PROBLEM STATEMENT. List every line below containing "TURF".

Chart and figure data:
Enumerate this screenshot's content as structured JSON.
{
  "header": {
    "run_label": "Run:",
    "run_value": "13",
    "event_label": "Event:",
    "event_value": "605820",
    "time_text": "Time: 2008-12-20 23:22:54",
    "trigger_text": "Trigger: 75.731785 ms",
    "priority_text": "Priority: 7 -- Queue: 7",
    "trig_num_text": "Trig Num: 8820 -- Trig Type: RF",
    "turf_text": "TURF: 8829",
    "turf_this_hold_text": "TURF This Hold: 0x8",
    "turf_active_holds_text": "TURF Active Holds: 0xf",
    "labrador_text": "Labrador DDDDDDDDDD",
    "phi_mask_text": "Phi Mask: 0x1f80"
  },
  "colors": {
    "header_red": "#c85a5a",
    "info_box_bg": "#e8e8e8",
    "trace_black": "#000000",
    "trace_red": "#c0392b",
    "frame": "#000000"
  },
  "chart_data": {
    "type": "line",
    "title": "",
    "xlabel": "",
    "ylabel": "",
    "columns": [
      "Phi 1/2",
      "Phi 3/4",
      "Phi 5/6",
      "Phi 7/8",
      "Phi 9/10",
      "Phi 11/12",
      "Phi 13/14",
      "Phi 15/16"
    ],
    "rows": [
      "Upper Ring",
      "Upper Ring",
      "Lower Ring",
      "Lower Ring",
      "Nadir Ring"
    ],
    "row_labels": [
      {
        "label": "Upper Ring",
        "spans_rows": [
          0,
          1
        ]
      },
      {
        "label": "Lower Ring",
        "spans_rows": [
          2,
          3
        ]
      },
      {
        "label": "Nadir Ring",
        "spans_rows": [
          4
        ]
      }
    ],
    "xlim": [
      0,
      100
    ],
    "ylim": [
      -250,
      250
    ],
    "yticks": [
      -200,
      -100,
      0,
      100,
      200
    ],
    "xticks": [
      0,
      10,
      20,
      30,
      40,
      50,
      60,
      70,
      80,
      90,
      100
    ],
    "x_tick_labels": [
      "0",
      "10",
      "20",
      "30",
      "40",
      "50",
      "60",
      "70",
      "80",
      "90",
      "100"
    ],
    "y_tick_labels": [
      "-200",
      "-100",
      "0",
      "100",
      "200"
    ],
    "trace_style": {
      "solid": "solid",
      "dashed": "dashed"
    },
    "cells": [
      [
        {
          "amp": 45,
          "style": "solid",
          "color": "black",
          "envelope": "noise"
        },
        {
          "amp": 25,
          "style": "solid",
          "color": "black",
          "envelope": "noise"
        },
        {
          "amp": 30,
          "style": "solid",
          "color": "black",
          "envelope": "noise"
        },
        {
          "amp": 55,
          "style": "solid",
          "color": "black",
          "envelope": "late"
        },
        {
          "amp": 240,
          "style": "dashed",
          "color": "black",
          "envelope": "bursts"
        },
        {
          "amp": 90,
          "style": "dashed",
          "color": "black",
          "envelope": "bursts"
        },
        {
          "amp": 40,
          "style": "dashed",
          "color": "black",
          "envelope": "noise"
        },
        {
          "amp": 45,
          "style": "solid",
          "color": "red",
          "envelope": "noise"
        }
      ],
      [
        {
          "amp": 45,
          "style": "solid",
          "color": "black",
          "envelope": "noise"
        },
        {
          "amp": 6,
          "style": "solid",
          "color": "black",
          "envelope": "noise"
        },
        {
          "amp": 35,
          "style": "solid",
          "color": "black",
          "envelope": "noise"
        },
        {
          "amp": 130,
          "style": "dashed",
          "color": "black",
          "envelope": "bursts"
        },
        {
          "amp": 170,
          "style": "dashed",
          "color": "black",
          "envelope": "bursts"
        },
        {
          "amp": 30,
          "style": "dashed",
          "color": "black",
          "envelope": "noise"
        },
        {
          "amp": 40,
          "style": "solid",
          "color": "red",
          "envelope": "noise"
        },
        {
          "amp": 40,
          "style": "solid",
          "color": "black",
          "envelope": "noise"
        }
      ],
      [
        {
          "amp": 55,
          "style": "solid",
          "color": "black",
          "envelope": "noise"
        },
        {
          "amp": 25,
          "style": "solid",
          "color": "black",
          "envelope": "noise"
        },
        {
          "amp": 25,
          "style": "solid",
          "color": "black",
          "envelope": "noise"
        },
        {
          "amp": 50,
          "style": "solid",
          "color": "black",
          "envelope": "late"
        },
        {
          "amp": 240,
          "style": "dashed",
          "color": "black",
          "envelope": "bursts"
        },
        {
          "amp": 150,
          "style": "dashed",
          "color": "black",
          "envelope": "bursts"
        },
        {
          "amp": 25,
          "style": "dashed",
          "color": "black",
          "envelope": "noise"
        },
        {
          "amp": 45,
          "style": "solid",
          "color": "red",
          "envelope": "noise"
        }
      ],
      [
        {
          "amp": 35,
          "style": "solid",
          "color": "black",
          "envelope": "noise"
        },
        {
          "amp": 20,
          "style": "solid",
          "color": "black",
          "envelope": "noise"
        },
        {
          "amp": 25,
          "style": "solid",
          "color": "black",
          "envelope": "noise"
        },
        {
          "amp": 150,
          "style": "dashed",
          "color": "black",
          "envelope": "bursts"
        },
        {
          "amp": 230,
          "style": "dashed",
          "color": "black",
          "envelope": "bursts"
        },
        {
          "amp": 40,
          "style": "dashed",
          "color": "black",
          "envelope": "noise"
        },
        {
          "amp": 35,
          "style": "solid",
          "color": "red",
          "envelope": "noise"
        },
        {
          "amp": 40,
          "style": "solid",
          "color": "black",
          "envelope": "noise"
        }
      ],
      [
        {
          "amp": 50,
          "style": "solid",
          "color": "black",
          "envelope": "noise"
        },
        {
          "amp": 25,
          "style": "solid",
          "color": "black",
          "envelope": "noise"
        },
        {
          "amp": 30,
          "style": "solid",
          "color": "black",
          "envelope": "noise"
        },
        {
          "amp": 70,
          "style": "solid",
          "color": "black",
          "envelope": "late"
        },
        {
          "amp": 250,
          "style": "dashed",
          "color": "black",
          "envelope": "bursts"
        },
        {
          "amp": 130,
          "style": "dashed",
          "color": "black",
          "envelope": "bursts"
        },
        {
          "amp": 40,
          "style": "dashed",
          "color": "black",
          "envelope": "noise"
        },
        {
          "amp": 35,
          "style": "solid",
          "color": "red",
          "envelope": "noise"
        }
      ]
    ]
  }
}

EXERCISE RESPONSE.
    "turf_text": "TURF: 8829",
    "turf_this_hold_text": "TURF This Hold: 0x8",
    "turf_active_holds_text": "TURF Active Holds: 0xf",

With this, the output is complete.